### EXERCISE TASK
Show every line where "أحمد" occurs.

### SUPPLIED DATA
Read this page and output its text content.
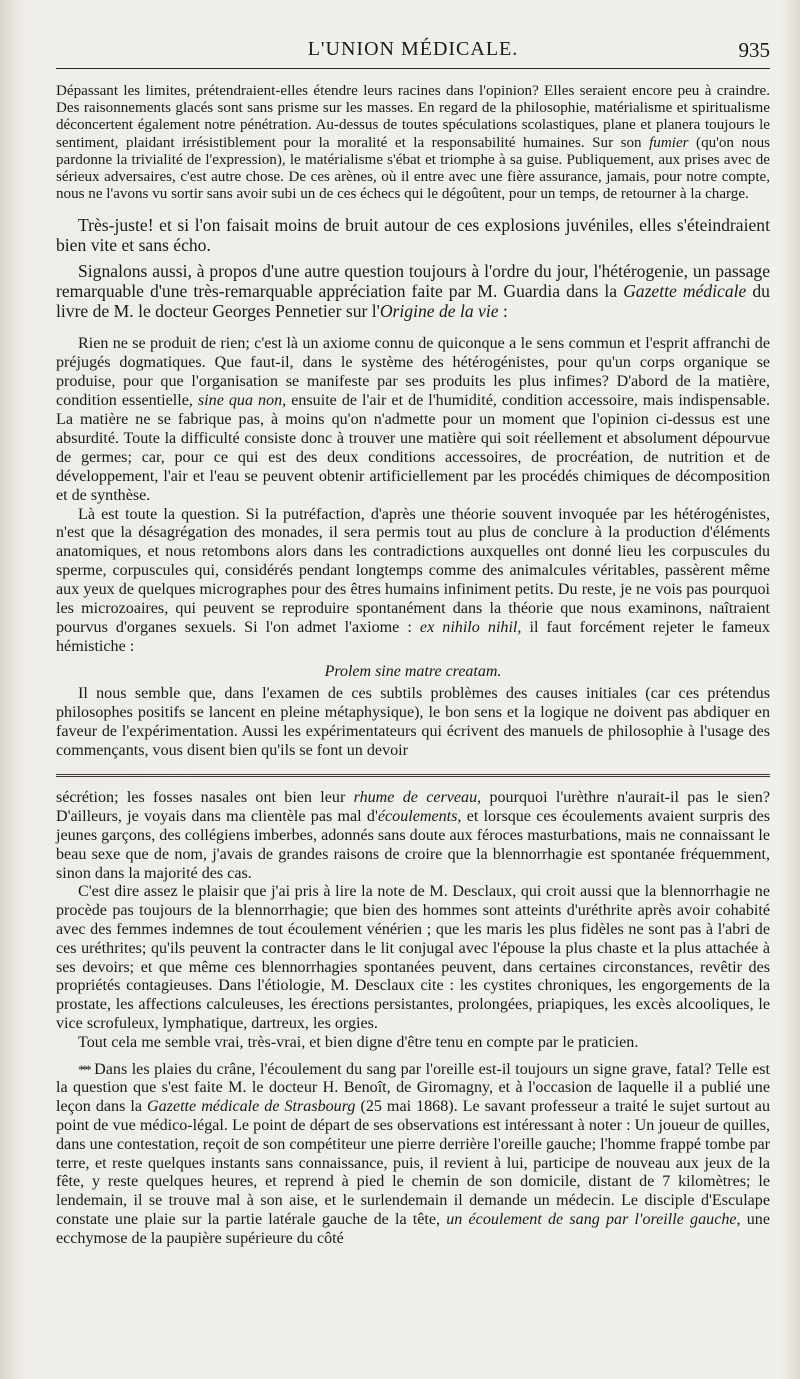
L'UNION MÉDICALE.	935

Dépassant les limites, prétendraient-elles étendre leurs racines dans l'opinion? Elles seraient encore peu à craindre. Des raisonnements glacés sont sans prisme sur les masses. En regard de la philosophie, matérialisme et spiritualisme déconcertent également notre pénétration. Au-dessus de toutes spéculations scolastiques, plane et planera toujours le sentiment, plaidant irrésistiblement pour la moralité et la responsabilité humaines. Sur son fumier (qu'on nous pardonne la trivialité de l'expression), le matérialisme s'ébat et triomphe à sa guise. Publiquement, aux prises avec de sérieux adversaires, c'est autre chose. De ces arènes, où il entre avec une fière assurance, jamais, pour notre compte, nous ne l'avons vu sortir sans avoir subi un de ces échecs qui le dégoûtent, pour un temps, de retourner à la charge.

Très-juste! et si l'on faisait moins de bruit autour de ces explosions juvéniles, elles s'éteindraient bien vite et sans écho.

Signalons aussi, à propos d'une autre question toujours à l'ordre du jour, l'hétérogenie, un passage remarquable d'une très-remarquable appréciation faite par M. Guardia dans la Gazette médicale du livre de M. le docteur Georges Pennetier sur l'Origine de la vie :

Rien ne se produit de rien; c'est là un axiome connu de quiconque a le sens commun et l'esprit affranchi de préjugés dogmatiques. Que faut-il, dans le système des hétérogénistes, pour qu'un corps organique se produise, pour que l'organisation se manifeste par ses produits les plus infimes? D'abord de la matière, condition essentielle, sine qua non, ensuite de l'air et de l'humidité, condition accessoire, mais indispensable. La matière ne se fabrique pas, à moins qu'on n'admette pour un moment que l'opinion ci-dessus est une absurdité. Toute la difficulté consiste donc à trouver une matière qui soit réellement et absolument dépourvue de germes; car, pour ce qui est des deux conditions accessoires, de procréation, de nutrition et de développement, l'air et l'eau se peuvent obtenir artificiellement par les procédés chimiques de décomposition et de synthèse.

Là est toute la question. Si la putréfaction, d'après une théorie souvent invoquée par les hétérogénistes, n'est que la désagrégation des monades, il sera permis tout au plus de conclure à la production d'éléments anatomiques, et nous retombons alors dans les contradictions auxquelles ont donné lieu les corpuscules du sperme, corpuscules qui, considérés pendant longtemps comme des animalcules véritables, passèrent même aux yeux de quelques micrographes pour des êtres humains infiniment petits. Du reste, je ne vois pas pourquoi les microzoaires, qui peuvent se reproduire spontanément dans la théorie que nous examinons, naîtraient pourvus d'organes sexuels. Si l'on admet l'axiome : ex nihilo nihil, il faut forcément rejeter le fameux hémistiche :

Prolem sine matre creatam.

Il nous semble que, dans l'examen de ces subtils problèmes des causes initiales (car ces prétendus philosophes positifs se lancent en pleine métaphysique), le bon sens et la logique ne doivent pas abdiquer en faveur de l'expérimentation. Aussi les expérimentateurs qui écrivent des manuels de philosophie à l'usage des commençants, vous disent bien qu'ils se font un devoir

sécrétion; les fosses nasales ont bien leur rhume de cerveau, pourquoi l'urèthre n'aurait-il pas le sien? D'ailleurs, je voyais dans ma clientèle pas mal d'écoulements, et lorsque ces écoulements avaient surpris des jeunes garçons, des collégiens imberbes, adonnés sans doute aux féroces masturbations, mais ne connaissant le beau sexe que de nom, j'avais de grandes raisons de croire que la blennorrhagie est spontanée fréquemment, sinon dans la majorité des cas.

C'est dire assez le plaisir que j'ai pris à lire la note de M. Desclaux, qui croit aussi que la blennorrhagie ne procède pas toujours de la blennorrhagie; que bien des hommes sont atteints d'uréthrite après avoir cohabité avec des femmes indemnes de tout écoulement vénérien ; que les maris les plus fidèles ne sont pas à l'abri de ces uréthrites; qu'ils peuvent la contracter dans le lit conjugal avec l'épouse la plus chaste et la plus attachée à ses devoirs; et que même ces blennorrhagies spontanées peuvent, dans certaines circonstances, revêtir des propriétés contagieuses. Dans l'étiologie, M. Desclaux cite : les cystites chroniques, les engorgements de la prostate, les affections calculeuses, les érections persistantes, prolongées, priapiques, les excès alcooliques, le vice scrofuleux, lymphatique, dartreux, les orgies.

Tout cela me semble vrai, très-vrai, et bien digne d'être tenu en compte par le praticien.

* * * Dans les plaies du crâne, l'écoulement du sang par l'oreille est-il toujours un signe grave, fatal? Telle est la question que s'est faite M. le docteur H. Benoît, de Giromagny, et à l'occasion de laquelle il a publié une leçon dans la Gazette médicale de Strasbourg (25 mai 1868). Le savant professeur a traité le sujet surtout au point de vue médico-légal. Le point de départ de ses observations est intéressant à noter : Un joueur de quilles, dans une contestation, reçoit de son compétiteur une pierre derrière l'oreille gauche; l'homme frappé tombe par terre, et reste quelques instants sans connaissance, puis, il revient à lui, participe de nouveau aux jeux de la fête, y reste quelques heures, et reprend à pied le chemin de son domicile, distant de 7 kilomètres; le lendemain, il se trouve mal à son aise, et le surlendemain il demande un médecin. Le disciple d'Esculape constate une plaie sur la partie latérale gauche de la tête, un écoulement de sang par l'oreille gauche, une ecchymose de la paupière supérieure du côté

* * *

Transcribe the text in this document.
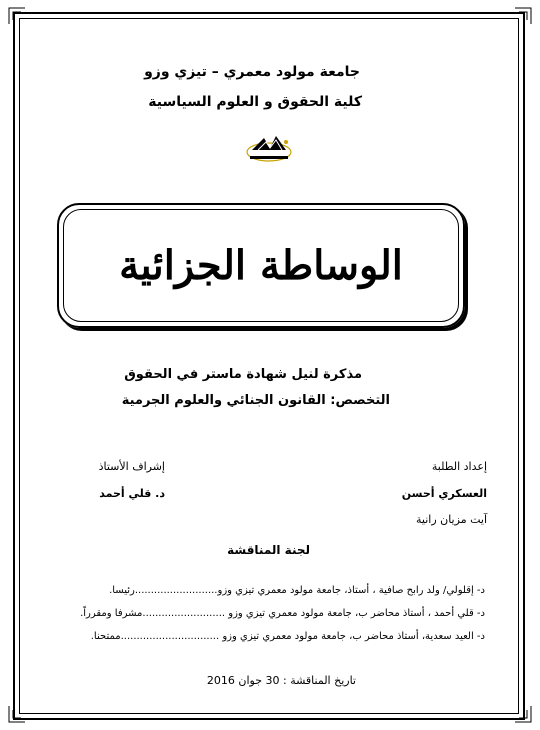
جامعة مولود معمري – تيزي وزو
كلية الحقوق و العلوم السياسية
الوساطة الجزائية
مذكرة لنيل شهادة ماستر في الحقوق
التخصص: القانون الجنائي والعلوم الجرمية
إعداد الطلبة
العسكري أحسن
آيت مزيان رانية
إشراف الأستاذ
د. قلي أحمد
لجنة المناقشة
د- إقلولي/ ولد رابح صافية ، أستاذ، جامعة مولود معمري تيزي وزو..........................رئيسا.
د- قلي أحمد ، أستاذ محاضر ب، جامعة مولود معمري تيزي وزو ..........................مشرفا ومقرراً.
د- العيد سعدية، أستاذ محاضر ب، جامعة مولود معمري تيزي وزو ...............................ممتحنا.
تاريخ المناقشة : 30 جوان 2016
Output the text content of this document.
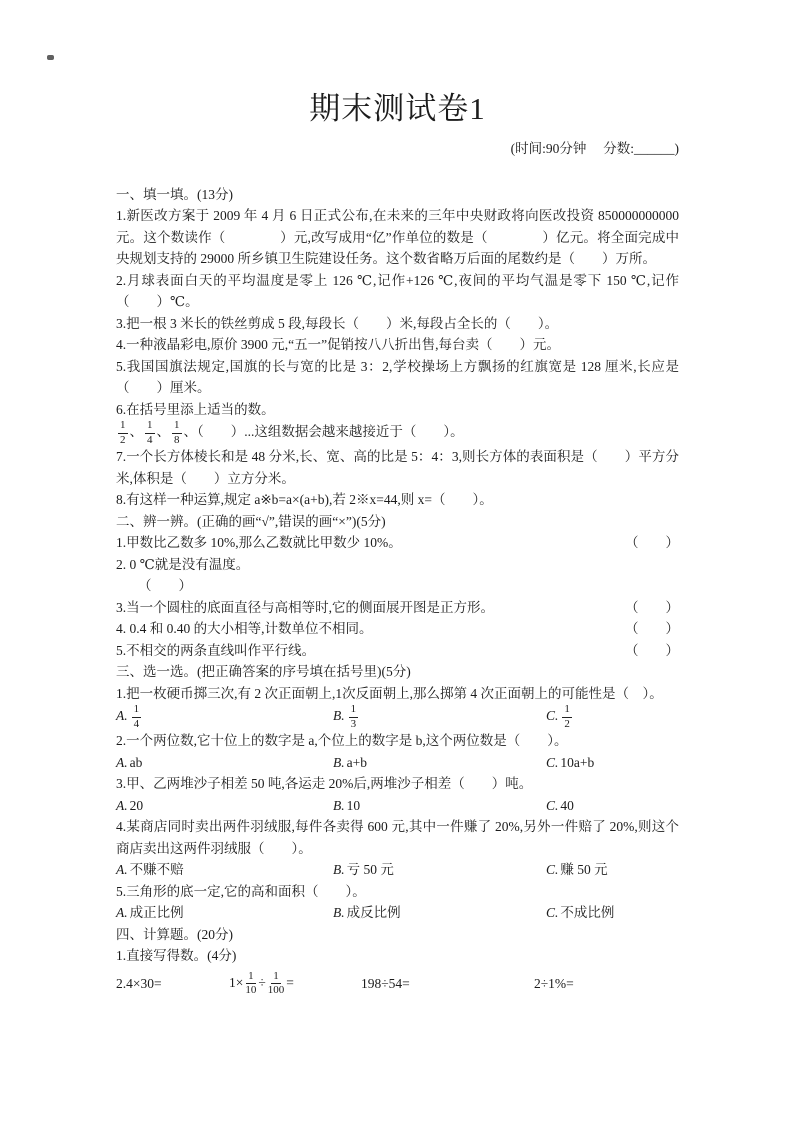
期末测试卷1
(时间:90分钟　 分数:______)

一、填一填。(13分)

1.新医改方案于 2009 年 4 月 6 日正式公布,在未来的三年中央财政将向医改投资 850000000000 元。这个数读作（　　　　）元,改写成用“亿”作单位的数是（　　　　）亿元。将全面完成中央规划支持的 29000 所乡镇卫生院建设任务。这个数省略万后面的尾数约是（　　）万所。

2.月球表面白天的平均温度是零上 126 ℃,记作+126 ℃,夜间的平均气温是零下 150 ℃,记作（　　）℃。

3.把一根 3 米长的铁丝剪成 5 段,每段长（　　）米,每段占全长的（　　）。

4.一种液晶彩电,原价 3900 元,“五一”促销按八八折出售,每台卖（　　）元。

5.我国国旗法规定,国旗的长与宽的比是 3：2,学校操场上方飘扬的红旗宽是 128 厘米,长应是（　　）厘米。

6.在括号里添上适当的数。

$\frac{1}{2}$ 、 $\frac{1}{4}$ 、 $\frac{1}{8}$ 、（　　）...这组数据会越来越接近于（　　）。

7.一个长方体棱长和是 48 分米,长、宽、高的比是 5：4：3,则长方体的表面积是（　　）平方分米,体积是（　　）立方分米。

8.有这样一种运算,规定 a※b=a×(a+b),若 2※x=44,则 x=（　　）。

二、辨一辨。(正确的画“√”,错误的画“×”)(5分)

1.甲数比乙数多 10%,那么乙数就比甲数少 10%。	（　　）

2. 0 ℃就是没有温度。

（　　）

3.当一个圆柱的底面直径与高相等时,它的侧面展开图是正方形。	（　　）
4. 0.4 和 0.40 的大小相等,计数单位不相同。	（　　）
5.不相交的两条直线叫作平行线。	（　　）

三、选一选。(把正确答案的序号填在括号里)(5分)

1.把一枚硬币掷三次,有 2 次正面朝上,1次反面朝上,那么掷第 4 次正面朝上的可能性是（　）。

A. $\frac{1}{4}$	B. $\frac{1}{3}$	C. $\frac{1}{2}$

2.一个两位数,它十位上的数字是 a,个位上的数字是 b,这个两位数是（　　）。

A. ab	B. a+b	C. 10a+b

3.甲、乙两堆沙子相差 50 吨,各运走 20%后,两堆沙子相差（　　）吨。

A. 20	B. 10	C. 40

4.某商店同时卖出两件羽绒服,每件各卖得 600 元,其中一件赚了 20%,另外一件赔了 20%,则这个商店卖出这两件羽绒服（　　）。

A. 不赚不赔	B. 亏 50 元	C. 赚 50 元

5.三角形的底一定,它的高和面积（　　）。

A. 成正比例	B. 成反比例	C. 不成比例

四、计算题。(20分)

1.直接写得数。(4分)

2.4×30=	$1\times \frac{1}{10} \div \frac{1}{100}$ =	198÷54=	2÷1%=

* * *

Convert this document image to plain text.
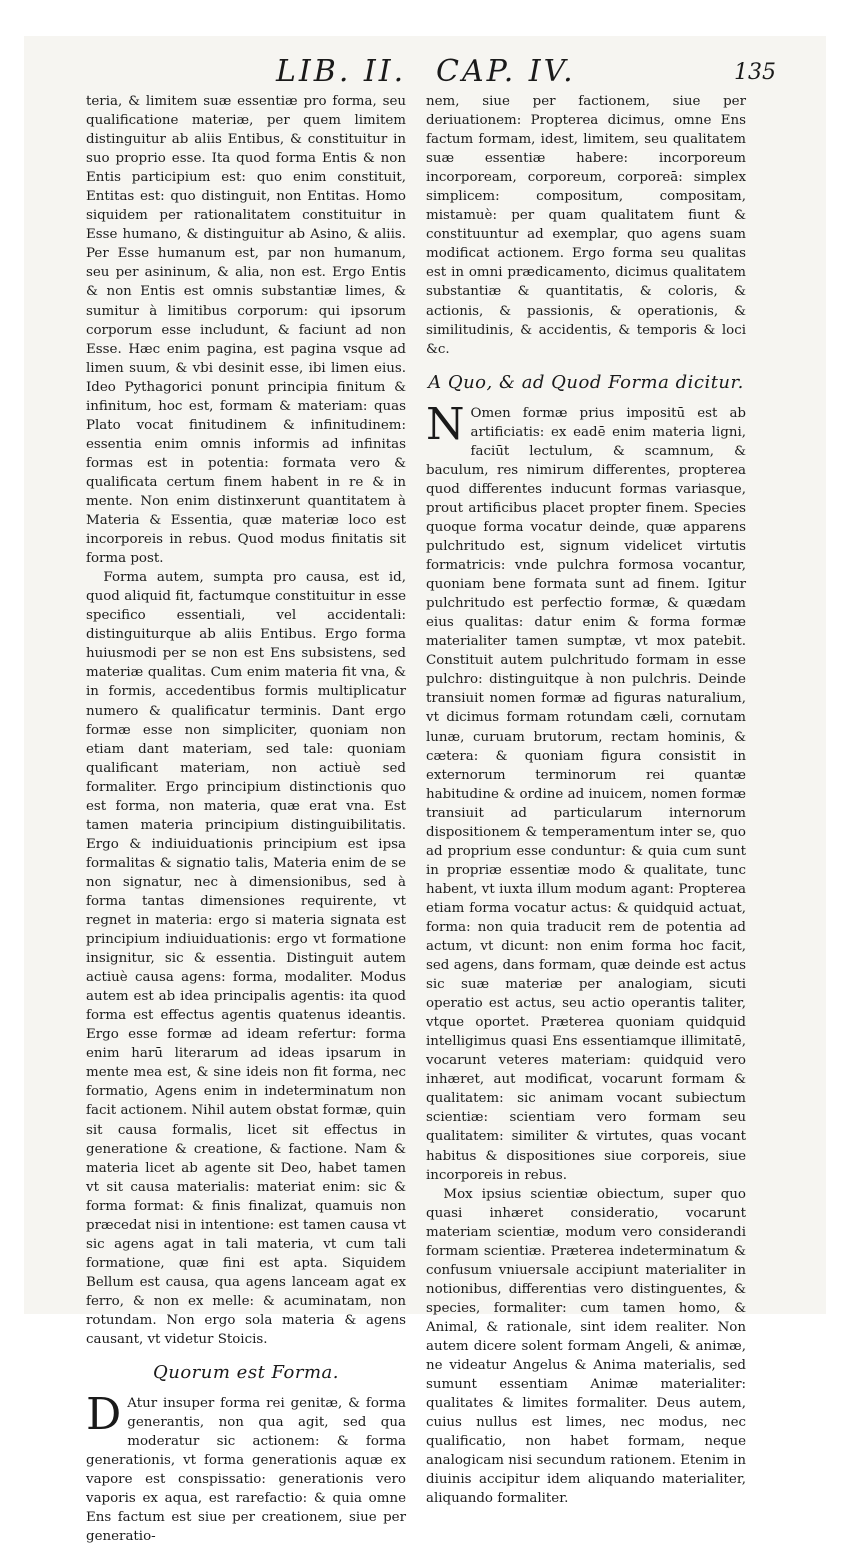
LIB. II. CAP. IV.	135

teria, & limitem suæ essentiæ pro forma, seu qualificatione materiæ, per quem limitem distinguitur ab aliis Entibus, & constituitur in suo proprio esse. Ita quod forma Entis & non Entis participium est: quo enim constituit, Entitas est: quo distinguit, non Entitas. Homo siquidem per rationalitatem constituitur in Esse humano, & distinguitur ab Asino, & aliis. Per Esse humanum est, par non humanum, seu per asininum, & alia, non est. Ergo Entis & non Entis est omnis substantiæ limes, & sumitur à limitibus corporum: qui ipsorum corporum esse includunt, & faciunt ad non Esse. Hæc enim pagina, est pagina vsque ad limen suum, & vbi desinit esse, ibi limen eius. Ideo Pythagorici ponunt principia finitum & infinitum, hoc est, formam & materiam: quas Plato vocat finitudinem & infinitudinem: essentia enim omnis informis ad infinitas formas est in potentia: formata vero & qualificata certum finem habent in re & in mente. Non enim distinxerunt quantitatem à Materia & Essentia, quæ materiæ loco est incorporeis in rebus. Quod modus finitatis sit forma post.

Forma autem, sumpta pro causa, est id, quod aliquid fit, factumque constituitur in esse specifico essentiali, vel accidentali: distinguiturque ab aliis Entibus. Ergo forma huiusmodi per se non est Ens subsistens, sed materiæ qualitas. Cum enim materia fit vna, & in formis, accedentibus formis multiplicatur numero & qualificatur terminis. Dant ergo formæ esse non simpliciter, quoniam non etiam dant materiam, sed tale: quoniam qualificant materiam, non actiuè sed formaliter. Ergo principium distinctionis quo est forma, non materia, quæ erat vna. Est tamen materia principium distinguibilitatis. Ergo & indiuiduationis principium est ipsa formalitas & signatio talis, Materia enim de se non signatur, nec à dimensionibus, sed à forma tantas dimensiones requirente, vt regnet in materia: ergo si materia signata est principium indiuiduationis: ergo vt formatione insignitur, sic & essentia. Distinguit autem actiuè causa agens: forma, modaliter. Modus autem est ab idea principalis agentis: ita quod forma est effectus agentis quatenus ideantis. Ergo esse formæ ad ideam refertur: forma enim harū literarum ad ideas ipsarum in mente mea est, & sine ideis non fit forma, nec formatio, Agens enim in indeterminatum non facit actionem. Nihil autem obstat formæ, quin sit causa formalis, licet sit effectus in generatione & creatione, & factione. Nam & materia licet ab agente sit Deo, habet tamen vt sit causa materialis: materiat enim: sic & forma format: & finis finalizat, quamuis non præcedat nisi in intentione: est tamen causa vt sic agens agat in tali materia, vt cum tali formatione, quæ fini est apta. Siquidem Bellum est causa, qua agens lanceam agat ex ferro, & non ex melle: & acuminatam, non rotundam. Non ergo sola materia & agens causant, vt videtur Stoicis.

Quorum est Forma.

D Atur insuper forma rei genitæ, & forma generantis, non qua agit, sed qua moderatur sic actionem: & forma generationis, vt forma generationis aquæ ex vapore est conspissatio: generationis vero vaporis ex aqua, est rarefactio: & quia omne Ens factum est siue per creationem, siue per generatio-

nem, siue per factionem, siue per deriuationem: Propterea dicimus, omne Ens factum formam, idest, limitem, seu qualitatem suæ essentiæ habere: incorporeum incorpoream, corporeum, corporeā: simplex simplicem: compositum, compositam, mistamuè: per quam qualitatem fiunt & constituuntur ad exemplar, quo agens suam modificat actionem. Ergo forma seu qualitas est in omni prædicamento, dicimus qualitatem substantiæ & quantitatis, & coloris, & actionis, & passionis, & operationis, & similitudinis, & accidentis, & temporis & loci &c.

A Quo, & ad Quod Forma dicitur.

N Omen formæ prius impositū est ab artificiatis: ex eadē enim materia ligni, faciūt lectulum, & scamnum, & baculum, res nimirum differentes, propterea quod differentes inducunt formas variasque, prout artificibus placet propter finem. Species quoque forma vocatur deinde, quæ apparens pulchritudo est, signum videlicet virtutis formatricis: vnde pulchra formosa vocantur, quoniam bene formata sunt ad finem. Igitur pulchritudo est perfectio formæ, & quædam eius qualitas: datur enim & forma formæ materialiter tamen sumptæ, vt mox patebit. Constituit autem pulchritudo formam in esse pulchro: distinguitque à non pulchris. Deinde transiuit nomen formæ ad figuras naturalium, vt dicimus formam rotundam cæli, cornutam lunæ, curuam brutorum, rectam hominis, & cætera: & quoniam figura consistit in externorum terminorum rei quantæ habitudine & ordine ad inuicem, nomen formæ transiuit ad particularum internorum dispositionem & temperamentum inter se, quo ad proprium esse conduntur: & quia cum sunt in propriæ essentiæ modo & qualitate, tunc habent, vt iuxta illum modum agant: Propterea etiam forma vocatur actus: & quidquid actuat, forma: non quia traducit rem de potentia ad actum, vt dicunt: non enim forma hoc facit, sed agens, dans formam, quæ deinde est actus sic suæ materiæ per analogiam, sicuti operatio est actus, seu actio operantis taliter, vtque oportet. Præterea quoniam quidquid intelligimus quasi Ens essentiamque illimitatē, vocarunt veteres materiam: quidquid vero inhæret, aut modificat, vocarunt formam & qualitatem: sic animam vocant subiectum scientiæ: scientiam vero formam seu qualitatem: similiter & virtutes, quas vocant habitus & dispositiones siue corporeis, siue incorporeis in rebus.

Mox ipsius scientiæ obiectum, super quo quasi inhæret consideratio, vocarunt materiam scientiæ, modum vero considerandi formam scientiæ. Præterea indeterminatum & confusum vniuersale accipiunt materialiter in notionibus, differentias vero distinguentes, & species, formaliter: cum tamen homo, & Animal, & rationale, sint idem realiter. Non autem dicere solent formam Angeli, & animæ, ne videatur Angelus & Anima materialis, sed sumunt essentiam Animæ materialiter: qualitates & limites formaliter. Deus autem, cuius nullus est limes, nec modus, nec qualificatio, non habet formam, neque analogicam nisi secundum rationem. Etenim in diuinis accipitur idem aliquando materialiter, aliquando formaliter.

### CORRECT OUTPUT
د. قلي أحمد
د- قلي أحمد ، أستاذ محاضر ب، جامعة مولود معمري تيزي وزو ..........................مشرفا ومقرراً.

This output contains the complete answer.